INPUT MATERIAL
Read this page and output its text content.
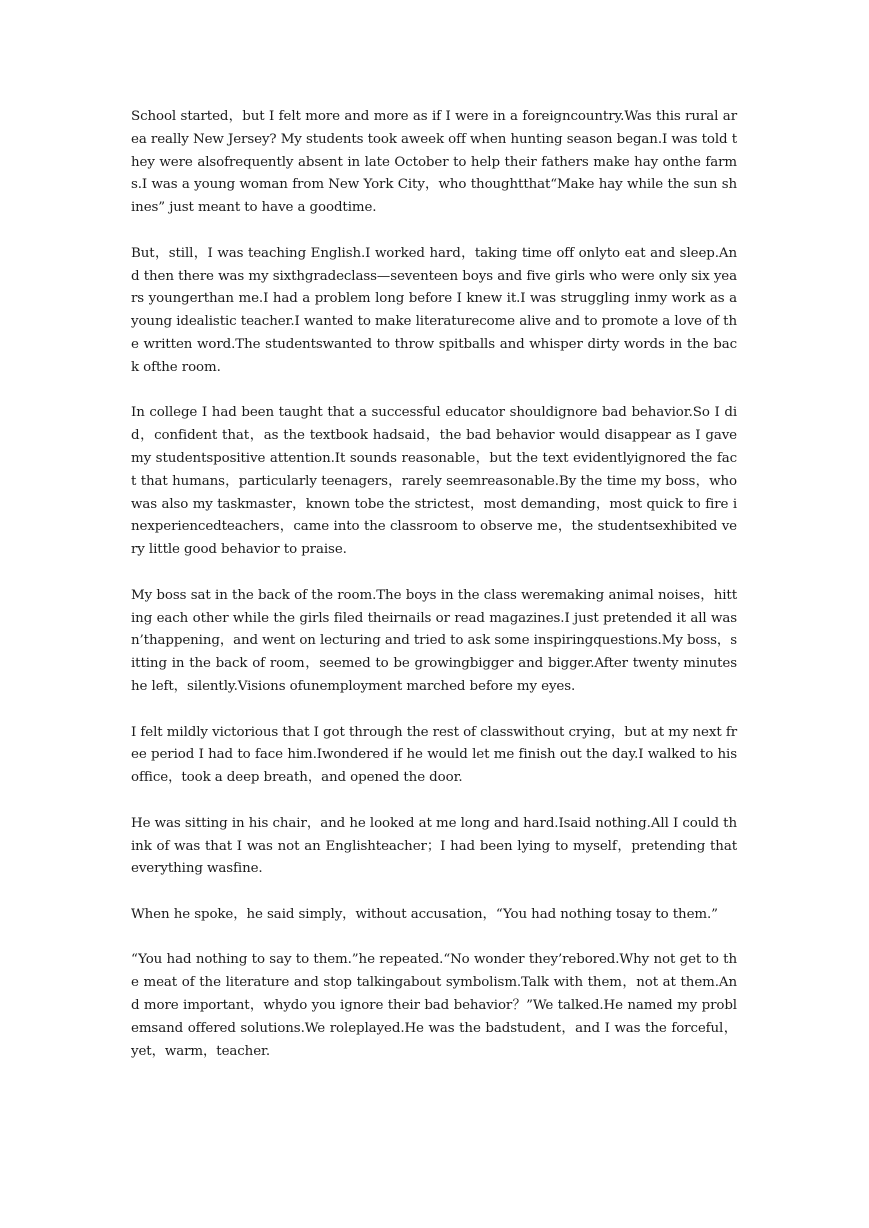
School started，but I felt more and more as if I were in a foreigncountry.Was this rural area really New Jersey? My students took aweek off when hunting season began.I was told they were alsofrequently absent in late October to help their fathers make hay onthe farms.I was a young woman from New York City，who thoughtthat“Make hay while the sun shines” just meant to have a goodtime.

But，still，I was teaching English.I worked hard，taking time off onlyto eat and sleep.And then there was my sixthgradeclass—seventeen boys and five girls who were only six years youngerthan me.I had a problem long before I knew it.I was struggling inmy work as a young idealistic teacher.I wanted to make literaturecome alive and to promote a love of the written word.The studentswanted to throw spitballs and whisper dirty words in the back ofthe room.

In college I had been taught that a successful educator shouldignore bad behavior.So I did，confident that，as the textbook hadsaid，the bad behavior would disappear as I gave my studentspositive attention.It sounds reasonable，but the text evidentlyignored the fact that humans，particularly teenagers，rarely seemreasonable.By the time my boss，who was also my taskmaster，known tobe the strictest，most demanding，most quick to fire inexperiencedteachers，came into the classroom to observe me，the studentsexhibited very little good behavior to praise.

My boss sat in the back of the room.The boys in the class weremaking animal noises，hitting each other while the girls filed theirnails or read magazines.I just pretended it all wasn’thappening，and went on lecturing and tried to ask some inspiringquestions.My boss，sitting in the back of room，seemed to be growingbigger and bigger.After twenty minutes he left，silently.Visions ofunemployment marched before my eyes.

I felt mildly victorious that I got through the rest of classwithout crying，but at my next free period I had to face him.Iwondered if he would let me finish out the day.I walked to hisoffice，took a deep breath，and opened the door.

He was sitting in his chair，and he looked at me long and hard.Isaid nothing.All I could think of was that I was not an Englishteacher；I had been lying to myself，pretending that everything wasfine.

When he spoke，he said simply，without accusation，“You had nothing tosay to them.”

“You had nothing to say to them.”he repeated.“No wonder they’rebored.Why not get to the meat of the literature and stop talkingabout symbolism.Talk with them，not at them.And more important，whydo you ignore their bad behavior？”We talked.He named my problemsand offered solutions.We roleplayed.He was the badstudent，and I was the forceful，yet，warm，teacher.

JOB
Reproduce each line word for word and drop the pictures.

EXERCISE ANSWER
Read this page and output its text content.
School started，but I felt more and more as if I were in a foreigncountry.Was this rural area really New Jersey? My students took aweek off when hunting season began.I was told they were alsofrequently absent in late October to help their fathers make hay onthe farms.I was a young woman from New York City，who thoughtthat“Make hay while the sun shines” just meant to have a goodtime.

But，still，I was teaching English.I worked hard，taking time off onlyto eat and sleep.And then there was my sixthgradeclass—seventeen boys and five girls who were only six years youngerthan me.I had a problem long before I knew it.I was struggling inmy work as a young idealistic teacher.I wanted to make literaturecome alive and to promote a love of the written word.The studentswanted to throw spitballs and whisper dirty words in the back ofthe room.

In college I had been taught that a successful educator shouldignore bad behavior.So I did，confident that，as the textbook hadsaid，the bad behavior would disappear as I gave my studentspositive attention.It sounds reasonable，but the text evidentlyignored the fact that humans，particularly teenagers，rarely seemreasonable.By the time my boss，who was also my taskmaster，known tobe the strictest，most demanding，most quick to fire inexperiencedteachers，came into the classroom to observe me，the studentsexhibited very little good behavior to praise.

My boss sat in the back of the room.The boys in the class weremaking animal noises，hitting each other while the girls filed theirnails or read magazines.I just pretended it all wasn’thappening，and went on lecturing and tried to ask some inspiringquestions.My boss，sitting in the back of room，seemed to be growingbigger and bigger.After twenty minutes he left，silently.Visions ofunemployment marched before my eyes.

I felt mildly victorious that I got through the rest of classwithout crying，but at my next free period I had to face him.Iwondered if he would let me finish out the day.I walked to hisoffice，took a deep breath，and opened the door.

He was sitting in his chair，and he looked at me long and hard.Isaid nothing.All I could think of was that I was not an Englishteacher；I had been lying to myself，pretending that everything wasfine.

When he spoke，he said simply，without accusation，“You had nothing tosay to them.”

“You had nothing to say to them.”he repeated.“No wonder they’rebored.Why not get to the meat of the literature and stop talkingabout symbolism.Talk with them，not at them.And more important，whydo you ignore their bad behavior？”We talked.He named my problemsand offered solutions.We roleplayed.He was the badstudent，and I was the forceful，yet，warm，teacher.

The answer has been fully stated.